Items listed in a dataset
━━━━
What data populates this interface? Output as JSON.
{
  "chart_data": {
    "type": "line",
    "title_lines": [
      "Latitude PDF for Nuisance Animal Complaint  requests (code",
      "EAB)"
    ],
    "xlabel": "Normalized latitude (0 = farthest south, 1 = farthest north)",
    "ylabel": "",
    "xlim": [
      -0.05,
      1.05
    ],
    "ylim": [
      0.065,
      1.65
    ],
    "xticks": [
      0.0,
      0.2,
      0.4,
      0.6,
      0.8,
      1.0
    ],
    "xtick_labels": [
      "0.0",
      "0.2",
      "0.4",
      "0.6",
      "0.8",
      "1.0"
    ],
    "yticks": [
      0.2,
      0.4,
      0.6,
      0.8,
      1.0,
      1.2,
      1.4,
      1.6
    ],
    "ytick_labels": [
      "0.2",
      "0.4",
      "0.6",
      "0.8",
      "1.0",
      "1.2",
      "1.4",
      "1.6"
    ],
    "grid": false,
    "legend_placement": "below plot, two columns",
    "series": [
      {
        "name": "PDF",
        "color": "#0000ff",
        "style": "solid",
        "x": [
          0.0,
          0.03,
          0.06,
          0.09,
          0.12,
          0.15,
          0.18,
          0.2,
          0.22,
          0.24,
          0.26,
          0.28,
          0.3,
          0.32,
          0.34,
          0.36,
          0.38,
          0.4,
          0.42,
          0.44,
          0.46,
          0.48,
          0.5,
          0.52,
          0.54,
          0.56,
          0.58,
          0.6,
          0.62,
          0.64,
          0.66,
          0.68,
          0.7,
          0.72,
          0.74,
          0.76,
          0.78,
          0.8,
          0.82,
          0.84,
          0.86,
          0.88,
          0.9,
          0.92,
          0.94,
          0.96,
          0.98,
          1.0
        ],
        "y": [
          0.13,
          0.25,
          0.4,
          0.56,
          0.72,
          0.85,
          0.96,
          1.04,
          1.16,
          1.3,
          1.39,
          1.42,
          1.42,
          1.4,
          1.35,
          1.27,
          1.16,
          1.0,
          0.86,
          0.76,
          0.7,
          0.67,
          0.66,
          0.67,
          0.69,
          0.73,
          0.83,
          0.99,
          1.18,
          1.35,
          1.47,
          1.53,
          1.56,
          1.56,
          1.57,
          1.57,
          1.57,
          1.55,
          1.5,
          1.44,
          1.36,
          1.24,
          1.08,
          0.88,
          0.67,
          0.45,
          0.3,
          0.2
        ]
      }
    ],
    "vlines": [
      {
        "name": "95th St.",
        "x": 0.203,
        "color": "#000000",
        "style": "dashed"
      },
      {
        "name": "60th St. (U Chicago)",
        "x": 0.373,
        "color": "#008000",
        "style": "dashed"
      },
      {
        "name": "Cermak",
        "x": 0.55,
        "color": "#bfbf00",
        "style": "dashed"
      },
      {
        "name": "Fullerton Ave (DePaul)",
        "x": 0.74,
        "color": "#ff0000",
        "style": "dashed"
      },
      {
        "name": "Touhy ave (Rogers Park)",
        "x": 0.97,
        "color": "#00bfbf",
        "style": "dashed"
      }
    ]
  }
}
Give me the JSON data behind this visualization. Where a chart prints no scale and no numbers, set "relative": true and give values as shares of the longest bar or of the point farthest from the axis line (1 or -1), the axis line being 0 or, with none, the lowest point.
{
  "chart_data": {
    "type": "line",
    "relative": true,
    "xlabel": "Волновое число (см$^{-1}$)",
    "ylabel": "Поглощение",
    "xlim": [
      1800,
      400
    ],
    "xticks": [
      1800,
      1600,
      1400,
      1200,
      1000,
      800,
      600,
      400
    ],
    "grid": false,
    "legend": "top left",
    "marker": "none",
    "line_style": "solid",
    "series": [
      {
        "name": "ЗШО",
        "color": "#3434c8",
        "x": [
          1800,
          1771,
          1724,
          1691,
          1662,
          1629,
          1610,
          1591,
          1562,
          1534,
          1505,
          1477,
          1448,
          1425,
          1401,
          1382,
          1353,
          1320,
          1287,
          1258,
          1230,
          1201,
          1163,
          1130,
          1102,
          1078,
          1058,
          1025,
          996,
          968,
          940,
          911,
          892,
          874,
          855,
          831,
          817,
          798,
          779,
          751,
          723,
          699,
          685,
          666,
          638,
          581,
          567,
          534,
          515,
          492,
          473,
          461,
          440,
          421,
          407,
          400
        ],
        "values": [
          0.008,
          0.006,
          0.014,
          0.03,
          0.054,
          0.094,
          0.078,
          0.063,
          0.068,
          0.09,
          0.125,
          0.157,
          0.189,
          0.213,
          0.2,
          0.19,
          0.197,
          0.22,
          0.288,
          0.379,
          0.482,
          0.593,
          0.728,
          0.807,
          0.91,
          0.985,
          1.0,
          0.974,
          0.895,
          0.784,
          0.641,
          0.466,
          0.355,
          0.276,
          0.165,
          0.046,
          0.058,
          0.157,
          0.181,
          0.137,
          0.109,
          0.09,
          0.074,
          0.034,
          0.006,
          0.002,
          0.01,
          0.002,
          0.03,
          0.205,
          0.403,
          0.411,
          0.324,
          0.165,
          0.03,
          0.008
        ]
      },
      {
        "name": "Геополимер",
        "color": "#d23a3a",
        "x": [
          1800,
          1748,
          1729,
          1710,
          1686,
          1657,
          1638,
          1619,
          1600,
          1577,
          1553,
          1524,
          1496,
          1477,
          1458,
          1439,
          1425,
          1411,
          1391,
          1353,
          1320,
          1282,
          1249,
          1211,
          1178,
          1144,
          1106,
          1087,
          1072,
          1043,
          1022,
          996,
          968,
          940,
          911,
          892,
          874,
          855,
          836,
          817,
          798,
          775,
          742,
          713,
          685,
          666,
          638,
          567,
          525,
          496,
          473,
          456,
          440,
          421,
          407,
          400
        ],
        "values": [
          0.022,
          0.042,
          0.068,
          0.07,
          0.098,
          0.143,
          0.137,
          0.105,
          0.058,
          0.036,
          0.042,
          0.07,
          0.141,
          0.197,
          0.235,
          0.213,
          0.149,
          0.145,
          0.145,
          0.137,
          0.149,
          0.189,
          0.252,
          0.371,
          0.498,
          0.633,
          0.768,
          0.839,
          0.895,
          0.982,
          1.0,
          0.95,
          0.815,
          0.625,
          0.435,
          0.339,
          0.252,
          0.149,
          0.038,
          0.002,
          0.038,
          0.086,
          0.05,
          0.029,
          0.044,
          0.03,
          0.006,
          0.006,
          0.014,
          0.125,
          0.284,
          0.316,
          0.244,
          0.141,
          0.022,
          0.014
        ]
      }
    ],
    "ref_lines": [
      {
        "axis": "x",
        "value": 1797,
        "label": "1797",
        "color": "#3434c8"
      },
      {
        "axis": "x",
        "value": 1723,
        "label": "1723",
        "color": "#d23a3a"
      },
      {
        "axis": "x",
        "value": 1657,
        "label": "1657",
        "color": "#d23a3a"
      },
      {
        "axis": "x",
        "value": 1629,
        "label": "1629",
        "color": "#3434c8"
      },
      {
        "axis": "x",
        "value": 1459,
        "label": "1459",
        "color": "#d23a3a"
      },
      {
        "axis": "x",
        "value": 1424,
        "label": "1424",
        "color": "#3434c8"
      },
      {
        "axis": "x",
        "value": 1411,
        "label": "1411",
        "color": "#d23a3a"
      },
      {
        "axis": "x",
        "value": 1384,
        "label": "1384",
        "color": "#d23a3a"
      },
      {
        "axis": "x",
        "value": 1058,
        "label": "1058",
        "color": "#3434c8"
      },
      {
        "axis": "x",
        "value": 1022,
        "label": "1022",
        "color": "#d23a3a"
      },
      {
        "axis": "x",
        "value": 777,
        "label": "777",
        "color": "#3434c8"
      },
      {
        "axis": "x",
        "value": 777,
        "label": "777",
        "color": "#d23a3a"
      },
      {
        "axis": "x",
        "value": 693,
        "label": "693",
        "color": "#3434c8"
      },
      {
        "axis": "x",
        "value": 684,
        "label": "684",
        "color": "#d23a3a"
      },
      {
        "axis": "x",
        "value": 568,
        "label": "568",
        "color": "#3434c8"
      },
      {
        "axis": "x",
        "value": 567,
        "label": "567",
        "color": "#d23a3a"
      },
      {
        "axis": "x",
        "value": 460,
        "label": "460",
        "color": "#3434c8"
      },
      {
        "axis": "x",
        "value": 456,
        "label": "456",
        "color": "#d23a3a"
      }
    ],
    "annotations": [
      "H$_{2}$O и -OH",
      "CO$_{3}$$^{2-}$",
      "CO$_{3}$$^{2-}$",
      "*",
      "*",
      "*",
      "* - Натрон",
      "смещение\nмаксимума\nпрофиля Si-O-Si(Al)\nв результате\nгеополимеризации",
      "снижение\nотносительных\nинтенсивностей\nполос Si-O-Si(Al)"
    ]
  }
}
━━━━
- Task objective
Copy each line of the entries that includes the word "true".

- Solution to this problem
Give me the JSON data behind this visualization. Where a chart prints no scale and no numbers, set "relative": true and give values as shares of the longest bar or of the point farthest from the axis line (1 or -1), the axis line being 0 or, with none, the lowest point.
    "relative": true,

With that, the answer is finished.